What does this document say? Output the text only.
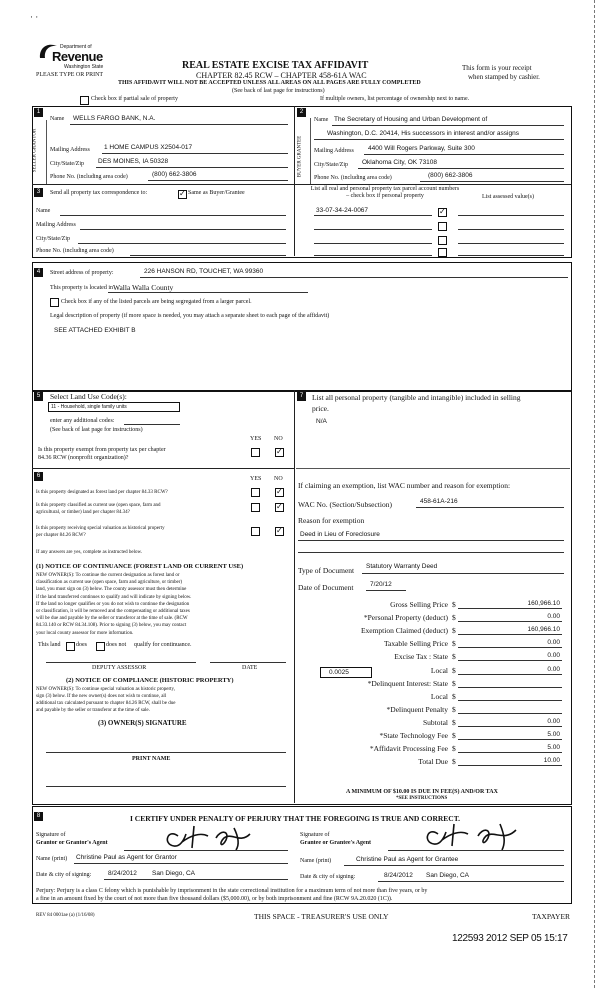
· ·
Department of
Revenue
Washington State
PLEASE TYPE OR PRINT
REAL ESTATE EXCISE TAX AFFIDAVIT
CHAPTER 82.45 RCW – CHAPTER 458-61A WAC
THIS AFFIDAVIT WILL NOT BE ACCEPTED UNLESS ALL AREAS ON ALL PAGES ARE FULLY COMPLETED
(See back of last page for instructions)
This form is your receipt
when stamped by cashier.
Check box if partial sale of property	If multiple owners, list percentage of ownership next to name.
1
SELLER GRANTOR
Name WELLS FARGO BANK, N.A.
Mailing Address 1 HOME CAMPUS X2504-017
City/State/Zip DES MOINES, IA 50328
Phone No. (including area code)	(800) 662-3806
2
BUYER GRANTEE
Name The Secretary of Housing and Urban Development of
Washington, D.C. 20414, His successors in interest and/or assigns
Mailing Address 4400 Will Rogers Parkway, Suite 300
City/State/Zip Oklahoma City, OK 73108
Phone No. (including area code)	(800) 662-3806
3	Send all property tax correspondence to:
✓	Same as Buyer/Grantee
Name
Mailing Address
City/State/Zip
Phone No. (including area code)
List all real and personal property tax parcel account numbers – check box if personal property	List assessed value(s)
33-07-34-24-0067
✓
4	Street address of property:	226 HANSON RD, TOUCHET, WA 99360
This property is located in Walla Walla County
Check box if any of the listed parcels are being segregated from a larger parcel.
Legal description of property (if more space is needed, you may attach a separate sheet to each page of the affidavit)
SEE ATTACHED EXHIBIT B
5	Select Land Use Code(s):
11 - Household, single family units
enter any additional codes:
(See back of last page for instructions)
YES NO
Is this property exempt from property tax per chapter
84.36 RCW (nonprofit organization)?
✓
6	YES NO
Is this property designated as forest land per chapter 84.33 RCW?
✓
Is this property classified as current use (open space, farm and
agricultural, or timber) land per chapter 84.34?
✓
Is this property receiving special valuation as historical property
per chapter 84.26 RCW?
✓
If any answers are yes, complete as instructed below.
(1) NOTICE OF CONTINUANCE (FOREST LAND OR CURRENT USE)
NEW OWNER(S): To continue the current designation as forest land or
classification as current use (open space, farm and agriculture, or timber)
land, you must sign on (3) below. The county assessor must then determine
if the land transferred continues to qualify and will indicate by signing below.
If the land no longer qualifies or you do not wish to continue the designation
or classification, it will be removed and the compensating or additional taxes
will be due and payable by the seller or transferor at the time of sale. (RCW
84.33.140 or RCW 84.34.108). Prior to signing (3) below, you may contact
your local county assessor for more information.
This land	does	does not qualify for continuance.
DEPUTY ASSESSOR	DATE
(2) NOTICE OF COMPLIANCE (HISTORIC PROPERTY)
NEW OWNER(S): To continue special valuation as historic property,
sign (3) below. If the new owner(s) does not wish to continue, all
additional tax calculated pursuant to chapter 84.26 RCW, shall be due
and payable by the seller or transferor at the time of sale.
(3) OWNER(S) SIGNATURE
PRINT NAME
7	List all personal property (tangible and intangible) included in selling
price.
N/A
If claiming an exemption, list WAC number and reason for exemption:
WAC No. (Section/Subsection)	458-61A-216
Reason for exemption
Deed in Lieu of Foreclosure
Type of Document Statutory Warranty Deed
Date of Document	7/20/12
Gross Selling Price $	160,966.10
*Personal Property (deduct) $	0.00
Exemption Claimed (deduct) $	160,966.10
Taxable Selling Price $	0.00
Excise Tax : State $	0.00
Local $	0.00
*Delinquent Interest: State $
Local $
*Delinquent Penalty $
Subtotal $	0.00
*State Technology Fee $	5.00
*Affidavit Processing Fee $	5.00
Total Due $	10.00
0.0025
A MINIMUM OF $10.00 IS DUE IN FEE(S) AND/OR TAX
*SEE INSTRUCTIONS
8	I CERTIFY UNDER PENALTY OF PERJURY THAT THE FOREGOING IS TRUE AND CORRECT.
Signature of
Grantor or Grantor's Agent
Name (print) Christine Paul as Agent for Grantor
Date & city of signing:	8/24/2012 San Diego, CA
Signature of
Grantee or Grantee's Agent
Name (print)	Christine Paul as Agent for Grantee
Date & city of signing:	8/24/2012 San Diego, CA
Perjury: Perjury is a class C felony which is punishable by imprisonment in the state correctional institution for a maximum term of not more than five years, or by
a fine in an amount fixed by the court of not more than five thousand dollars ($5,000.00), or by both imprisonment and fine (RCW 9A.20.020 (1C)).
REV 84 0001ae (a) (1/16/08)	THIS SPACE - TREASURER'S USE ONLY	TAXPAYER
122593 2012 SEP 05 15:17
=====
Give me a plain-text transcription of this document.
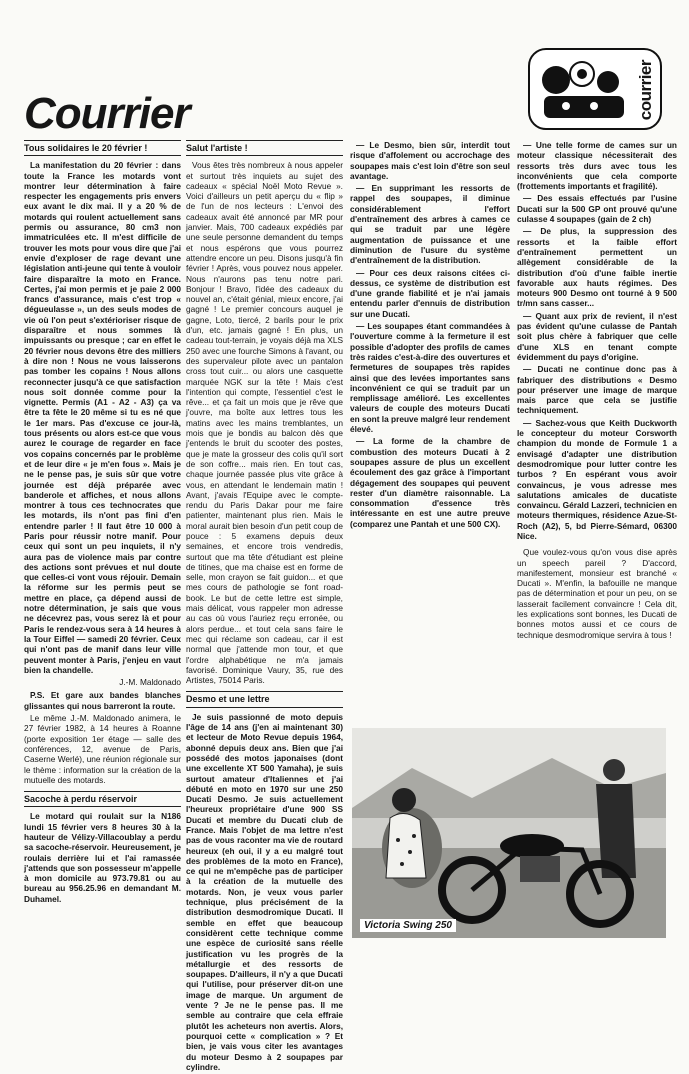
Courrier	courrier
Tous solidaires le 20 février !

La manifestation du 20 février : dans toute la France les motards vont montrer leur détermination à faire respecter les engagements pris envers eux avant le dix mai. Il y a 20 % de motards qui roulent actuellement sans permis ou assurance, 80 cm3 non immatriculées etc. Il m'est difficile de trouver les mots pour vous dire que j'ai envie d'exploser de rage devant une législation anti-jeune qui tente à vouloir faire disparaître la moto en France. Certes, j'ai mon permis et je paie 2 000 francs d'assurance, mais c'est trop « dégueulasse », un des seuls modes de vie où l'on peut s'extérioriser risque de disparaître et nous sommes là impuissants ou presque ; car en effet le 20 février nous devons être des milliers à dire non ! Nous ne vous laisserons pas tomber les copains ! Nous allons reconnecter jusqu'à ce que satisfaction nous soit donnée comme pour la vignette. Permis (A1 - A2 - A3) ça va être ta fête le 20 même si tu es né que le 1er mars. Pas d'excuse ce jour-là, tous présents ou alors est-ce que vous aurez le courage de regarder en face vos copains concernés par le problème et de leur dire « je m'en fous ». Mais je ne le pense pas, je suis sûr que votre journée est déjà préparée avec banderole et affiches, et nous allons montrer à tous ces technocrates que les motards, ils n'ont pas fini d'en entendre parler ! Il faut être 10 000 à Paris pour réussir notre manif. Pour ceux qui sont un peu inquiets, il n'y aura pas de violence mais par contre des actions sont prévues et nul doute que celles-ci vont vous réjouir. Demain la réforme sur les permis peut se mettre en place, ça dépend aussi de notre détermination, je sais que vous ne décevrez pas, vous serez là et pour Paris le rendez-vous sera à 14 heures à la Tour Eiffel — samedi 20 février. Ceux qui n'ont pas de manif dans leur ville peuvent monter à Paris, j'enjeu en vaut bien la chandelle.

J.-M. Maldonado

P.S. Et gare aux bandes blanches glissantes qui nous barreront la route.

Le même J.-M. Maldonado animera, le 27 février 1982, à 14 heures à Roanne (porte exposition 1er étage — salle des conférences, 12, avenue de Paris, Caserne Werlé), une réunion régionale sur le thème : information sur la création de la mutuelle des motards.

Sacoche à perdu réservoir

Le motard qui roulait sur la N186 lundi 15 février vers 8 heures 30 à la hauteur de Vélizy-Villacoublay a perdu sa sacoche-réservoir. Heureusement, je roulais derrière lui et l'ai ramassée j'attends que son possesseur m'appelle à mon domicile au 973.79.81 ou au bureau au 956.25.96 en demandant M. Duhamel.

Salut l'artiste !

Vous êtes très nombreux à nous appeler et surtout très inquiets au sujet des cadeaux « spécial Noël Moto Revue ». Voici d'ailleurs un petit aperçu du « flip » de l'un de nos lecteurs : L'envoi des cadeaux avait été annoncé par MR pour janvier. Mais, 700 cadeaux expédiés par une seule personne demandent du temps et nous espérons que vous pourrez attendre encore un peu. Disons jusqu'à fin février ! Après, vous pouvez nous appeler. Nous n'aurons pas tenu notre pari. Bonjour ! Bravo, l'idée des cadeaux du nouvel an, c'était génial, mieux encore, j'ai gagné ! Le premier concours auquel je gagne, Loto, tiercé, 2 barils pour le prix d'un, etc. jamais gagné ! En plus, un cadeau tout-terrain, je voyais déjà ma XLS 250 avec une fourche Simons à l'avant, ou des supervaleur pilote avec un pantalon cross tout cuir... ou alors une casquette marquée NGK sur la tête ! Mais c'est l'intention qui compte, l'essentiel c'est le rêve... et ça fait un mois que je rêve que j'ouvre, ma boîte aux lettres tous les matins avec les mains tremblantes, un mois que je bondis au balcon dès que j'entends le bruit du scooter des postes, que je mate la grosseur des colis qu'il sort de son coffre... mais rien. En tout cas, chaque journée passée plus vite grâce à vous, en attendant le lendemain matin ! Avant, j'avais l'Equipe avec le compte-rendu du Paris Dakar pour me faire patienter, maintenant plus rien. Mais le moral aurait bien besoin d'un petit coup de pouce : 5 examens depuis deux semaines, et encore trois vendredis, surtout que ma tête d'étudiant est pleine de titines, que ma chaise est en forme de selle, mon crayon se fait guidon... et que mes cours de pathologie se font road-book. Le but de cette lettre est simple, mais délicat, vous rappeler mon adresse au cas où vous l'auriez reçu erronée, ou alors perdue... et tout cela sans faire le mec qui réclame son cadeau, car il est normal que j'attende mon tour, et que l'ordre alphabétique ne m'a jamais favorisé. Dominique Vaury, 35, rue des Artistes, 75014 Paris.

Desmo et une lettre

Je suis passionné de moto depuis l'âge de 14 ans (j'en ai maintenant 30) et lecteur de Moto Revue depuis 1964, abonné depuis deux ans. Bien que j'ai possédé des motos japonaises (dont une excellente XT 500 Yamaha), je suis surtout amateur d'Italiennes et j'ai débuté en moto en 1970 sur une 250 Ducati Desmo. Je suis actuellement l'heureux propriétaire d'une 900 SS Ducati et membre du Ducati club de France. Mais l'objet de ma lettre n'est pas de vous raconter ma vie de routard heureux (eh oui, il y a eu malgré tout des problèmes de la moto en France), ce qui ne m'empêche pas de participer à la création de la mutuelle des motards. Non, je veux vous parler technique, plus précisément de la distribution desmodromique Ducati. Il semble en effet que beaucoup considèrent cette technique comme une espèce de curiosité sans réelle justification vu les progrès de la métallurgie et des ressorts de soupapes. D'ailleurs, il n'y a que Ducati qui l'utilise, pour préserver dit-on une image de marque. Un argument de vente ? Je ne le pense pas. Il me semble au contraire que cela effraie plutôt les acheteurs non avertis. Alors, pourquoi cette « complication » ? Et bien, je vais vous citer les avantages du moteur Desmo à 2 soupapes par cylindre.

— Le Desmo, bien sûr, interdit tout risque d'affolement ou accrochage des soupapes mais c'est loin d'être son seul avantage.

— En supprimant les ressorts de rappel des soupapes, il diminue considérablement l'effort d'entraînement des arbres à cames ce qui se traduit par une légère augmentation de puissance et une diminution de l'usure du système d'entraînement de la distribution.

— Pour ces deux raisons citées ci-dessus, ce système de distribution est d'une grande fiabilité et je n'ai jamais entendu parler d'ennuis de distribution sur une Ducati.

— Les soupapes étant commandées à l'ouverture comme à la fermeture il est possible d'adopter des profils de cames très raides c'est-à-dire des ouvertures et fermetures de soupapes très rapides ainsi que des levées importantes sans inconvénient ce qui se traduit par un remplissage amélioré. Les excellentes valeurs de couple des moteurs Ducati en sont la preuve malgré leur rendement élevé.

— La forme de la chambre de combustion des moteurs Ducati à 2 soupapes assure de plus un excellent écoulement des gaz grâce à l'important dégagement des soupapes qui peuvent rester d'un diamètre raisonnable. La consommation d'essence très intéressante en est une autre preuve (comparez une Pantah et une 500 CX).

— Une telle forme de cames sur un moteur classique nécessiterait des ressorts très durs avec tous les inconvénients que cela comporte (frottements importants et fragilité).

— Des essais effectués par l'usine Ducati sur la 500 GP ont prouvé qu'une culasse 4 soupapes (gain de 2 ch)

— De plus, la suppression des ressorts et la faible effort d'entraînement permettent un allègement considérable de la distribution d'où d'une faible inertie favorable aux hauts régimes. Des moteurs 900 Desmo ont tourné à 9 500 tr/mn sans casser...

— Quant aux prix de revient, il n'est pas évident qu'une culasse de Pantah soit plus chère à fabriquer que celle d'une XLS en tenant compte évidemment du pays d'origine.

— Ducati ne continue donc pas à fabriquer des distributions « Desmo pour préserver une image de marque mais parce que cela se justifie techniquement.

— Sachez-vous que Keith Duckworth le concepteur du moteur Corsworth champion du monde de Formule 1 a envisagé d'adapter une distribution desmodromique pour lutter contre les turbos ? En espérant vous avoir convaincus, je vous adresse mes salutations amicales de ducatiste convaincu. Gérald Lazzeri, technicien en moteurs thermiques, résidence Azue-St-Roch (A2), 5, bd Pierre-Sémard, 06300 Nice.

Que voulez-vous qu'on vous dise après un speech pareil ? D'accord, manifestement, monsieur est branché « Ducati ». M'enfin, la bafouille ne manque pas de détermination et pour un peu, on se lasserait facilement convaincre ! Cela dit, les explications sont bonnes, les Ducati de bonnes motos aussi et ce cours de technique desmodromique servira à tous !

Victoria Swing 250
=====
Problem description → How many of these lines contain "five"? Write only the number.

Output of the task → 2